This site contains links, support and data for home schooling.

—Families at the Center, USCC, 1990

Forming Spiritual Values: A Christian Vision of Family Life

Sr. Mary C. Mullaly, FMA, EdD

The Church has always placed great emphasis on the family, maintaining that ordinary family life contains within it moments of great significance for the development of the person and for the vitality of the whole Church. Pope John Paul II stated in a recent address to parents that "as the family goes, so goes the Church, and so goes human society as a whole." Families engender the values and teach the skills that are essential to being a disciple of Christ.

If parents are the primary educators, the question at hand is how best can the school become a community of families, offering adequate support for the dimension of the family's vocation related to spiritual growth in the home?

Often, a danger in this area on the part of well-intentioned persons in ministry is conveying a subtle implication that contemporary families are in need of "fixing" by the Church or school, as certain as that might appear. This attitude can eventually effect a disempowering rather than enabling of families. If families are the center of the Church's life and mission, then the school will strive for a true working relationship which includes respecting them as partners and earning their trust.

It is crucial in today's post-Vatican II era that educators in the Catholic school have a keen understanding of the primacy of families and their relationship to the Church. Once this is clearly established, the school is in a position to assist families, and specifically parents, in their role of formation.

Moving Toward Center

Today's age is one of high tech, high-speed driving, and high stress, not to exclude high prices and high taxes! The second half of the twentieth century brought explosive growth and development in almost every area of our culture. Is it any wonder, then, that more and more people find themselves on a quest to find the spiritual center of their lives?

Recently, I visited a beautifully scenic retreat center overlooking the Pacific Ocean. One of the retreat directors mentioned that an increasing number of persons of all faiths are seeking their spiritual center. This trend is especially true for individuals high up the professional career ladder, as evidenced by the growing number of books on spirituality in the business section of large bookstores. One of the many groups making retreats are executives from the very hub of high technology, "Silicon Valley." These individuals are all in search of one thing: connecting to their own spiritual identity.

◆ ◆ ◆ ◆

■ Apply what you read ■
a) From the family life essay, write out the passage starting at "Often, a danger" and ending at "earning their trust.".
b) In the family life essay, what did Pope John Paul II tell parents in a recent address?
c) Continue the family life essay after its final sentence.
The records that come next were taken from a separate source.

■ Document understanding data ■
◆ ◆ ◆ ◆

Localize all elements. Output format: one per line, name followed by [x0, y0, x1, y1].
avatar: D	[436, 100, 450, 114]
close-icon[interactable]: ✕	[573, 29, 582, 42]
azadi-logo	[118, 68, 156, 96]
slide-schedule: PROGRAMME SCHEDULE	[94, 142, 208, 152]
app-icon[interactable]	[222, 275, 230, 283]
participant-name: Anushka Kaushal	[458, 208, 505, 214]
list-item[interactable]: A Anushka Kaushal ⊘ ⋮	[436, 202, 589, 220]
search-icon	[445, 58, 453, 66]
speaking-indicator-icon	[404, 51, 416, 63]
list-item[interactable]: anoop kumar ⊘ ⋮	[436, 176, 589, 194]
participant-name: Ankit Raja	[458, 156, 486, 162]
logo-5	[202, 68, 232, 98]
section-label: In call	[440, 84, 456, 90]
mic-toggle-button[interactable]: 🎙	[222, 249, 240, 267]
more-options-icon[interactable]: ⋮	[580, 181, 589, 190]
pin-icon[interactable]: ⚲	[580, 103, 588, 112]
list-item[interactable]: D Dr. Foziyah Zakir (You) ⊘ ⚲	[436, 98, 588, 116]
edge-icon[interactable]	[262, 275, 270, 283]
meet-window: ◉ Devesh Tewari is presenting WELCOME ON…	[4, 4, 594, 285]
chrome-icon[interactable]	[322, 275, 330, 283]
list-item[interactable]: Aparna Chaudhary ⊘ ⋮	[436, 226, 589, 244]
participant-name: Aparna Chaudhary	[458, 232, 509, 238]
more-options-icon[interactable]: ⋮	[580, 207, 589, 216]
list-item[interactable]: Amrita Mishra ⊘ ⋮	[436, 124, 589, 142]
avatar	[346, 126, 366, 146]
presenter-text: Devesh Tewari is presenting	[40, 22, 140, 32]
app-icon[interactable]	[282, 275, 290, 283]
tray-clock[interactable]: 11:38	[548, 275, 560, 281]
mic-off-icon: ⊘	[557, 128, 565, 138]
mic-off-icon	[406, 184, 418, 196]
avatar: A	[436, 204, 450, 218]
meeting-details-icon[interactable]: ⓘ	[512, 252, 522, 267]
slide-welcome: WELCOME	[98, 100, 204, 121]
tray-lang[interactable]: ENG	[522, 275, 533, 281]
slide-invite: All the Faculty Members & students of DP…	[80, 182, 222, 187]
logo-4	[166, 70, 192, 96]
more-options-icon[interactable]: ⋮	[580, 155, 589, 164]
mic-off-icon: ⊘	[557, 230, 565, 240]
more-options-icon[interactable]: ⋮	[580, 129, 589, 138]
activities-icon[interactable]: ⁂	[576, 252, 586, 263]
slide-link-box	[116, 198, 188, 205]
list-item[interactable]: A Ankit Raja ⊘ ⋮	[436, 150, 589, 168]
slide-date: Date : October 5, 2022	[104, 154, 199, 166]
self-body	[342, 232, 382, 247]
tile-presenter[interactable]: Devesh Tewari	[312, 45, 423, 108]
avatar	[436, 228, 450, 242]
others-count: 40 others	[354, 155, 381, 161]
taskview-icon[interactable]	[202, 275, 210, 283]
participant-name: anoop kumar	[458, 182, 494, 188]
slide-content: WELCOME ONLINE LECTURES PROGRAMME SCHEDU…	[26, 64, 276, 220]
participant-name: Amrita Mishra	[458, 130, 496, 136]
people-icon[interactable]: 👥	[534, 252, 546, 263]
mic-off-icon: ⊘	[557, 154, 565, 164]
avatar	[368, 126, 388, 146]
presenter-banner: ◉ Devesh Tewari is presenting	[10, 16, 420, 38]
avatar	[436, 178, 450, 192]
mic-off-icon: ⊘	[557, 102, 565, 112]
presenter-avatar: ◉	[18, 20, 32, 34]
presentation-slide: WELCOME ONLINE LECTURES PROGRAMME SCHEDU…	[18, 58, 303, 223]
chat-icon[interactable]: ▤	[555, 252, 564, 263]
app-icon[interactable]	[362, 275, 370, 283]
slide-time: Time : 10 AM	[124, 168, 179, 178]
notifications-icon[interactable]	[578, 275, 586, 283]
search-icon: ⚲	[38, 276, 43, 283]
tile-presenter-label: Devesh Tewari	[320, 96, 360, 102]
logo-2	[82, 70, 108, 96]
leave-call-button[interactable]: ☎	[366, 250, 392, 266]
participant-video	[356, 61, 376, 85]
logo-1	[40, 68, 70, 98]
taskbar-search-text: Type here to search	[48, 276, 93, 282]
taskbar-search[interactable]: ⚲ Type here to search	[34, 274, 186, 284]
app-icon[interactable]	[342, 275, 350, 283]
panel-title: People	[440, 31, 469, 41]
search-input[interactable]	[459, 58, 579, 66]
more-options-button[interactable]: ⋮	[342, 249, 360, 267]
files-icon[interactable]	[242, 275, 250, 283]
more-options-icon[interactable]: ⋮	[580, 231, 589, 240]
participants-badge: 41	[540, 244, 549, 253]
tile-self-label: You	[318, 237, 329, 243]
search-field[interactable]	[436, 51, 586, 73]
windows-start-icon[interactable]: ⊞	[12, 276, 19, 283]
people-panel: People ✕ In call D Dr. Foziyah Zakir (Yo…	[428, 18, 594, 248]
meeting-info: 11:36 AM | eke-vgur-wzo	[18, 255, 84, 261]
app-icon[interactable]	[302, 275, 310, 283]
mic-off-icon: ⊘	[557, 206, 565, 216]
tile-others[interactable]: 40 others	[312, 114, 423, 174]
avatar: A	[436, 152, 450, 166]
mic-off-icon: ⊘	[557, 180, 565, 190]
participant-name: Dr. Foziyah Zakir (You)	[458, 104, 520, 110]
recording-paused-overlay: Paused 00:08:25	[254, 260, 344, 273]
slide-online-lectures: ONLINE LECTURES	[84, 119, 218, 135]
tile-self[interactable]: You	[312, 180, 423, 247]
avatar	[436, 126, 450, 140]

◆ ◆ ◆ ◆

■ Answers to this exercise ■
a)
Often, a danger in this area on the part of well-intentioned persons in ministry is conveying a subtle implication that contemporary families are in need of "fixing" by the Church or school, as certain as that might appear. This attitude can eventually effect a disempowering rather than enabling of families. If families are the center of the Church's life and mission, then the school will strive for a true working relationship which includes respecting them as partners and earning their trust.

b) He said that "as the family goes, so goes the Church, and so goes human society as a whole."

c)
If individuals are looking to spirituality for a personal sense of direction, so, too, must spirituality be looked to as a primary resource for families. Families, after all, serve as a bridge between the individual and the Church at large.

Challenges to Families

The rapid pace of social change, its impact on values within our culture, the intrusion in our homes of the mass media, and the impact of political and economic conditions, pose great challenges to families today. Many pressures come from within the family unit, caused by poor choices by some family members.

Divorce has also taken a heavy toll on family life, often creating in young people the fear of making a lifetime commitment. It often reduces a family to poverty and other social ills. Some families face multiple burdens of child care, health care, unemployment, child/spouse abuse, alcoholism, drugs, crime, and violence often compounded by poverty, racism, and other forms of discrimination. Families, in their brokenness, are reflections of the brokenness of society, and hence, of the entire Church.

While many Church families may be spared the extreme expressions of this brokenness, each has problems in varying degrees. The Church needs to communicate strongly the message that there is no such thing as "a perfect Christian family," just as there is no such thing as "a perfect Christian" in this life. As were the shells I picked up on the beach at the retreat center, we are all fragile and in various stages of wholeness, "chippedness," or brokenness.

"The Church of the Home"

Do you remember as a child weaving your fingers together inwardly toward the palms of your hands and reciting the verse, "Here's the church, here's the steeple, open the door and see all the people"?

Family life is sacred because family relationships confirm and deepen the union with Christ we acquired at Baptism. The ordinary moments of daily living—preparing meals, caring for a sick member, cleaning the house, relaxing or vacationing together, holding family meetings—are some of the ordinary ways a family can weave together a pattern of holiness.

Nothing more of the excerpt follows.